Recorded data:
========================

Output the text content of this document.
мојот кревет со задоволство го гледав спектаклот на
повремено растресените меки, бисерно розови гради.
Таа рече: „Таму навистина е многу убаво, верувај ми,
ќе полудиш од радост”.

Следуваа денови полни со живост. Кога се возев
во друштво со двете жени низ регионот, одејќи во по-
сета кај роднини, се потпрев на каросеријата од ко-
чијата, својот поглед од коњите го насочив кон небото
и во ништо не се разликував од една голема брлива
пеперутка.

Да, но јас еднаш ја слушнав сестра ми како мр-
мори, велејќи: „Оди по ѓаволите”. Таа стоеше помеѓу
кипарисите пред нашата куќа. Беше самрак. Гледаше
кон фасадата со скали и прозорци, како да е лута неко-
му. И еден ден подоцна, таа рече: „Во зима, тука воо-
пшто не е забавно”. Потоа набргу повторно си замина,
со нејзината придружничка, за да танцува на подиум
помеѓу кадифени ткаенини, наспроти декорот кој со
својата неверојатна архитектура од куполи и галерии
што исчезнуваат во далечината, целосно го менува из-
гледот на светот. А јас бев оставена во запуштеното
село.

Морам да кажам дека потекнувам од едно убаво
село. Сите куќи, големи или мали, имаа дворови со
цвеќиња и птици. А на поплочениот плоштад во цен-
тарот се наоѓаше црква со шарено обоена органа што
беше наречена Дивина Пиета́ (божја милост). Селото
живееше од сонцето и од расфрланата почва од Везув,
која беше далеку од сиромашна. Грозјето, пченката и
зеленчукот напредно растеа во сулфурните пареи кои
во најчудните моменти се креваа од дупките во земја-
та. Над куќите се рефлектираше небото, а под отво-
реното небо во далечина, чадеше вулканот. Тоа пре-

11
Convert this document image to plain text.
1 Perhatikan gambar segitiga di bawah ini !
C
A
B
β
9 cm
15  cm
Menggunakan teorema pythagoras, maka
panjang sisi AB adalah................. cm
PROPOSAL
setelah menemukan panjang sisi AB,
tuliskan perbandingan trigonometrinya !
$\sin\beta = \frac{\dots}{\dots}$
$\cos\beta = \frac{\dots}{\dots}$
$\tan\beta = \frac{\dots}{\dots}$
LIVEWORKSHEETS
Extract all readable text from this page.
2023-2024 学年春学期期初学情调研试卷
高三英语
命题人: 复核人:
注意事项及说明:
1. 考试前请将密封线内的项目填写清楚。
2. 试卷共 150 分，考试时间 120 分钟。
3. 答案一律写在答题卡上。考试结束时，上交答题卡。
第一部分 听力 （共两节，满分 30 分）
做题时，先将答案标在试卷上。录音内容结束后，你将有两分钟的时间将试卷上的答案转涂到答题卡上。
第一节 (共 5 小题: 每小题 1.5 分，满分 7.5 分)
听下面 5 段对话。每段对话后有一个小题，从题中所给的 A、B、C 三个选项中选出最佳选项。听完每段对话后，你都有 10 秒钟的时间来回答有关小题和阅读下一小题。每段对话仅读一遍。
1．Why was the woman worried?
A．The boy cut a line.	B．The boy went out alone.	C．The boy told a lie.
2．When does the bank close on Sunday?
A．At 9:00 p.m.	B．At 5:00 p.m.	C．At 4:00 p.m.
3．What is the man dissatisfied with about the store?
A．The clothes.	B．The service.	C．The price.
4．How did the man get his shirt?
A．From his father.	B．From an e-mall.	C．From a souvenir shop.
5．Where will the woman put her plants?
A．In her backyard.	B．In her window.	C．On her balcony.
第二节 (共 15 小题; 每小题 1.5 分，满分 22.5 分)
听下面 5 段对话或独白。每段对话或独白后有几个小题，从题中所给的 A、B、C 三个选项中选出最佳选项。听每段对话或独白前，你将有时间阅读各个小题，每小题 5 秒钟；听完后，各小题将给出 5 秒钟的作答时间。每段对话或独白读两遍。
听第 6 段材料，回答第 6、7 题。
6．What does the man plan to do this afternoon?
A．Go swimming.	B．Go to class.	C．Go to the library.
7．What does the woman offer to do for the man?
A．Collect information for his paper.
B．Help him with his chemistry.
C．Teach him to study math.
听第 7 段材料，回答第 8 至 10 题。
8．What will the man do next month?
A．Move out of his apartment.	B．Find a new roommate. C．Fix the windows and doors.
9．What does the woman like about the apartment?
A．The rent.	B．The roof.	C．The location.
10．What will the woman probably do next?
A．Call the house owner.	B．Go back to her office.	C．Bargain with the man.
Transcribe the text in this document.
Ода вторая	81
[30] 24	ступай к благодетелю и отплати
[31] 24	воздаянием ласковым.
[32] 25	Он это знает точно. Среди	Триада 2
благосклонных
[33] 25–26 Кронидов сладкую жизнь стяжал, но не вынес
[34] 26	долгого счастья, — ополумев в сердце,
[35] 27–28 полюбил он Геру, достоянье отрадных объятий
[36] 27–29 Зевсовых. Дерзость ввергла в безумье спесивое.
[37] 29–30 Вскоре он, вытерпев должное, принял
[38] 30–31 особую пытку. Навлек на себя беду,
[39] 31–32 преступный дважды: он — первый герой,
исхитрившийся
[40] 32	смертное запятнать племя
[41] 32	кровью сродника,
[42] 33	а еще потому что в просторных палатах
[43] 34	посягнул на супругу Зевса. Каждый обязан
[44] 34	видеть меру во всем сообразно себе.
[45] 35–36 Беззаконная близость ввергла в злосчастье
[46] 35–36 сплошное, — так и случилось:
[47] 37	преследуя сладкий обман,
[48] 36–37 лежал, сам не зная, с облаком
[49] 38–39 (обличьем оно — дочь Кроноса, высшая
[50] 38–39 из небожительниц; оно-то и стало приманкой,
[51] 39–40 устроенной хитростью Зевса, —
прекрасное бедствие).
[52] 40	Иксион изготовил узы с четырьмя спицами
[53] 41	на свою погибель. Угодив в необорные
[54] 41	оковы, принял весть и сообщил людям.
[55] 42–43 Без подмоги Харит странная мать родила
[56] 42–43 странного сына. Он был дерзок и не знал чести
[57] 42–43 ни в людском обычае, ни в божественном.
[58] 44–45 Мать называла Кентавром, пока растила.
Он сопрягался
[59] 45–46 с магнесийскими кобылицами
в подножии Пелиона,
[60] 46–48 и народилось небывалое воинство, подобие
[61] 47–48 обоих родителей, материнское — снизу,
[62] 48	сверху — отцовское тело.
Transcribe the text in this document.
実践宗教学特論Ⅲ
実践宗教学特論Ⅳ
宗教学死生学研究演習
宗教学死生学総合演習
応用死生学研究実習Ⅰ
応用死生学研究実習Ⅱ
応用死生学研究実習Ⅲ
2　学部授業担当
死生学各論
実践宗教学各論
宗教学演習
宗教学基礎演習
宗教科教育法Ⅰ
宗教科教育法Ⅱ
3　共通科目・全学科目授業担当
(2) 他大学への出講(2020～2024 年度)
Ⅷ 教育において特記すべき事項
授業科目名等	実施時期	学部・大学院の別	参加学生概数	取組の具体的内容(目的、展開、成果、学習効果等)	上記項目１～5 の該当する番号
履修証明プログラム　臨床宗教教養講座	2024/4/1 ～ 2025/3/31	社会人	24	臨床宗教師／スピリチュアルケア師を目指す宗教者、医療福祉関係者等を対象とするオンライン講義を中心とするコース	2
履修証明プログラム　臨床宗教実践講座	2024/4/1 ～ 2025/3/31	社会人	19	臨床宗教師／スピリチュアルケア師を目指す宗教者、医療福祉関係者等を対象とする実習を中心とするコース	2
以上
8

========================

#### TASK DIRECTIONS
Report how many lines above hold the string "sisi", giving nothing but the number.

#### EXERCISE RESPONSE
2